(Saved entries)
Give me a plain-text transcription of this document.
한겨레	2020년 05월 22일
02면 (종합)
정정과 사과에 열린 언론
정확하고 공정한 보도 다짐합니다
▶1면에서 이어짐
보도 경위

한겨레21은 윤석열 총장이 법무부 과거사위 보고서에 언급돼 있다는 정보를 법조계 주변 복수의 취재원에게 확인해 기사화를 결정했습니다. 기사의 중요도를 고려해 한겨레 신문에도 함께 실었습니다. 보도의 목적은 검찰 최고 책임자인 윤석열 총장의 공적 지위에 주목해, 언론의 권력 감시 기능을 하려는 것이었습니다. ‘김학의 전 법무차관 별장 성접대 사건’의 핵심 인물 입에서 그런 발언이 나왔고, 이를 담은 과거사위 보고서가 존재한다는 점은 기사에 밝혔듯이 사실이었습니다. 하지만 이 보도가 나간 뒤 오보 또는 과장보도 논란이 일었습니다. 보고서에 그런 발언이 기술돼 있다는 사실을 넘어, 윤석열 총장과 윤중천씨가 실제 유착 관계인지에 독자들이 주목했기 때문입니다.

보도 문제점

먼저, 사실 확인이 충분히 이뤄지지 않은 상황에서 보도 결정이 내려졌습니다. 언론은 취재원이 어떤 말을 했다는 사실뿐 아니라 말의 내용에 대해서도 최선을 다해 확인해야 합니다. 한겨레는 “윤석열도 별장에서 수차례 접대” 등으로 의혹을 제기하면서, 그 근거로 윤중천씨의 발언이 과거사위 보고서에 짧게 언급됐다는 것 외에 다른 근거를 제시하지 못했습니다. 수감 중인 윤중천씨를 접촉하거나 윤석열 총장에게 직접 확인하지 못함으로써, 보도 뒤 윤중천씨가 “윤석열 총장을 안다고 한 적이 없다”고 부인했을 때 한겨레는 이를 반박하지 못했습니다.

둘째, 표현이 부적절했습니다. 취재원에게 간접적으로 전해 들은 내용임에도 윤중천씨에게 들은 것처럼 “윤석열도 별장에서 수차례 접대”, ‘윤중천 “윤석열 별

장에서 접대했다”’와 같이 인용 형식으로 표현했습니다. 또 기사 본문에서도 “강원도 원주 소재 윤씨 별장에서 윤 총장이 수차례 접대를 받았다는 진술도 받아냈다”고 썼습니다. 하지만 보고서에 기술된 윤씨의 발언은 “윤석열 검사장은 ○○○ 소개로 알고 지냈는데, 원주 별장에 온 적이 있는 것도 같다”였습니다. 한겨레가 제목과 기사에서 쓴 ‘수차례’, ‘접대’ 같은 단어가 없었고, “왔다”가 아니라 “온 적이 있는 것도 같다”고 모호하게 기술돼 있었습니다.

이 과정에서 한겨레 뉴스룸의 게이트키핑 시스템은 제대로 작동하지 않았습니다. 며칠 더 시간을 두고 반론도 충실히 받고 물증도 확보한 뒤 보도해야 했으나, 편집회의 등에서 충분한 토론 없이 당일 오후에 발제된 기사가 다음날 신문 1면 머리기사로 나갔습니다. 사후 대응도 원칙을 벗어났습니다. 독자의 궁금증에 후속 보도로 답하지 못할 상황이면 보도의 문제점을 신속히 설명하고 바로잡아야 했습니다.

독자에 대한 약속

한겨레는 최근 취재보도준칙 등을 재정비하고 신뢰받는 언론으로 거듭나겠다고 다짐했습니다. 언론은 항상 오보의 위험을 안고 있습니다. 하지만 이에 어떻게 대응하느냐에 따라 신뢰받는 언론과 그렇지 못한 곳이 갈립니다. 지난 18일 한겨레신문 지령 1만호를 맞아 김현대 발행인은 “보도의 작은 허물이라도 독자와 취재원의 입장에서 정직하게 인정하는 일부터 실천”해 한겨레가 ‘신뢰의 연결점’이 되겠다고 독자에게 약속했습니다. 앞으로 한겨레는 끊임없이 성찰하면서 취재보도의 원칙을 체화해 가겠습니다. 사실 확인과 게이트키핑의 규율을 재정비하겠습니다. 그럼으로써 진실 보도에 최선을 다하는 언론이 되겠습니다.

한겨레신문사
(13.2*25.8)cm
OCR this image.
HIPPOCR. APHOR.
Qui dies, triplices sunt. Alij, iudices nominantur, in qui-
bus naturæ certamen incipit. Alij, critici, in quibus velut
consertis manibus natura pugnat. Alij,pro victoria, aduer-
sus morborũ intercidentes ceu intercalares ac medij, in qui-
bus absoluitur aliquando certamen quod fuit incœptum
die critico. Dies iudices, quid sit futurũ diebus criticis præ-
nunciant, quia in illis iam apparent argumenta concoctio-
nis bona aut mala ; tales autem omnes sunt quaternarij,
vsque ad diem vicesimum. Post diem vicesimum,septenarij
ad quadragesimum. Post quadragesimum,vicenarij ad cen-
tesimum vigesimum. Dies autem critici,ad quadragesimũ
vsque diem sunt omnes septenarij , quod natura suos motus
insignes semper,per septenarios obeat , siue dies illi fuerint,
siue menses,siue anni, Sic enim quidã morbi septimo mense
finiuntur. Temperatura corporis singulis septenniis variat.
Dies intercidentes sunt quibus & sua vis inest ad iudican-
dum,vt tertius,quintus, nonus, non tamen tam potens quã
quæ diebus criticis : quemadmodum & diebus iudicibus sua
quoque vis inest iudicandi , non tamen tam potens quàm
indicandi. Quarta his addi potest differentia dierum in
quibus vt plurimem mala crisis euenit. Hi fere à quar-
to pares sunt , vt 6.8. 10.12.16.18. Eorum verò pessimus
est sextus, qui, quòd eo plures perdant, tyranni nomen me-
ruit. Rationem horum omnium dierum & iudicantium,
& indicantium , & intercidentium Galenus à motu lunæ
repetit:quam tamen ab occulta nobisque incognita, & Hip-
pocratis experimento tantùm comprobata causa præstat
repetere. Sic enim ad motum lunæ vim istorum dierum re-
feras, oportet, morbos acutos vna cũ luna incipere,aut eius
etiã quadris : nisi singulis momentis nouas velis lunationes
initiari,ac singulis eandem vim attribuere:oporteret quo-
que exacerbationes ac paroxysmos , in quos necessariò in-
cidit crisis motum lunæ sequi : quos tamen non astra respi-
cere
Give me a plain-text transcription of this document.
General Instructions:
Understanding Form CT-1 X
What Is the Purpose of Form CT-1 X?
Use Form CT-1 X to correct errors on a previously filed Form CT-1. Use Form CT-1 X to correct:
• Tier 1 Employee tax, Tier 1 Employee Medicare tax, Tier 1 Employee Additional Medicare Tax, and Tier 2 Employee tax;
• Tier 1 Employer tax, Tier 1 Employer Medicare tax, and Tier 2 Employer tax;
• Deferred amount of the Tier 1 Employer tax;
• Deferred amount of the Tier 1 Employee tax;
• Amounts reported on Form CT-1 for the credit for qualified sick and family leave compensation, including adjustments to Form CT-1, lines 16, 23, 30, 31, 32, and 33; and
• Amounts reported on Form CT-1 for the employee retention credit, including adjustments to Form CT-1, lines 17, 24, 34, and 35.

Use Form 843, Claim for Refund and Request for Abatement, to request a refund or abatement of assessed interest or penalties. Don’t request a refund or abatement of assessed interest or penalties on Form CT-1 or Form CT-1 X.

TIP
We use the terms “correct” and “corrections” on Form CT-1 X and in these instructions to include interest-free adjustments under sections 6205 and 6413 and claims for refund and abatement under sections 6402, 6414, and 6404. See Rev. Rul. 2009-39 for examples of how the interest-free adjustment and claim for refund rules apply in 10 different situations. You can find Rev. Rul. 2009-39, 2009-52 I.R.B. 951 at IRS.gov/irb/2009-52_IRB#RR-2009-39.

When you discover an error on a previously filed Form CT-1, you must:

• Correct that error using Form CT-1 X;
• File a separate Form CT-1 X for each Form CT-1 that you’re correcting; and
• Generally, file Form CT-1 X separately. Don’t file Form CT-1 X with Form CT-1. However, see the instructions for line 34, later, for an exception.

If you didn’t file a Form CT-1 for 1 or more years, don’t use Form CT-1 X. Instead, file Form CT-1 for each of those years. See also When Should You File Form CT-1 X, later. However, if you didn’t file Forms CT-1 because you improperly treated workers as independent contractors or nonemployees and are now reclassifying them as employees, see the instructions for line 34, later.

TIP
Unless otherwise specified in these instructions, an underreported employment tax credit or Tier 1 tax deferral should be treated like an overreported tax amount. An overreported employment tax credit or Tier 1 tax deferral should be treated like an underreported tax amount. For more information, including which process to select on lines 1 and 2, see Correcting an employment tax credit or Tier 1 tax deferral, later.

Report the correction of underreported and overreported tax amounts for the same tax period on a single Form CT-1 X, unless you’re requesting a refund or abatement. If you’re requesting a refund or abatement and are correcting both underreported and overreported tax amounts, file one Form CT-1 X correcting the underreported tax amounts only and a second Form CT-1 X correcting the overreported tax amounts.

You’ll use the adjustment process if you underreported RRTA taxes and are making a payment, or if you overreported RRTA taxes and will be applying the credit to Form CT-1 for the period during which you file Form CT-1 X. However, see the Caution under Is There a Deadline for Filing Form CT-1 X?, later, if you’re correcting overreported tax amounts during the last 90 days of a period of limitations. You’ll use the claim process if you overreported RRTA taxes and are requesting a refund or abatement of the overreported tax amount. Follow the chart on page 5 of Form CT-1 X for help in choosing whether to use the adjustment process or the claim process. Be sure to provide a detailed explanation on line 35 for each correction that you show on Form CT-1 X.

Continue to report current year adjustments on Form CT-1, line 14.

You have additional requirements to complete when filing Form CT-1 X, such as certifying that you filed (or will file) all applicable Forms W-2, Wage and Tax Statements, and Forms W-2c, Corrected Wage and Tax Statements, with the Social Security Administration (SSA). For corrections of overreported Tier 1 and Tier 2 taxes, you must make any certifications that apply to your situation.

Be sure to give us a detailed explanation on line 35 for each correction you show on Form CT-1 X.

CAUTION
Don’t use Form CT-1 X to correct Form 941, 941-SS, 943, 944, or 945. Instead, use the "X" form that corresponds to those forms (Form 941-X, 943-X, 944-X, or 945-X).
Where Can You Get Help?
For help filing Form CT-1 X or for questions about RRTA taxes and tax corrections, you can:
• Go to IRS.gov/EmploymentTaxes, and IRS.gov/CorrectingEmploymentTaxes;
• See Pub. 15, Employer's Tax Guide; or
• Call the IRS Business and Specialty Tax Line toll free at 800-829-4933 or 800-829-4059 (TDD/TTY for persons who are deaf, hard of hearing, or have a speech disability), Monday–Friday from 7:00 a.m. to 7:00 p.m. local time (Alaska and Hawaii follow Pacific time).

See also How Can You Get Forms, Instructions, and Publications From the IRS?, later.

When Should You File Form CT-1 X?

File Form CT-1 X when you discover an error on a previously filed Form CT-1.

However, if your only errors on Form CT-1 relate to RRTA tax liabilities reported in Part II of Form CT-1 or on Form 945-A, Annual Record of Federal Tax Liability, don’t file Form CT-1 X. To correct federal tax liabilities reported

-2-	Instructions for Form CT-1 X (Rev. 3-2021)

### INSTRUCTIONS TO FOLLOW
Tally up the lines with the word "also" in them, and answer with that number by itself.

### EXERCISE SOLUTION
2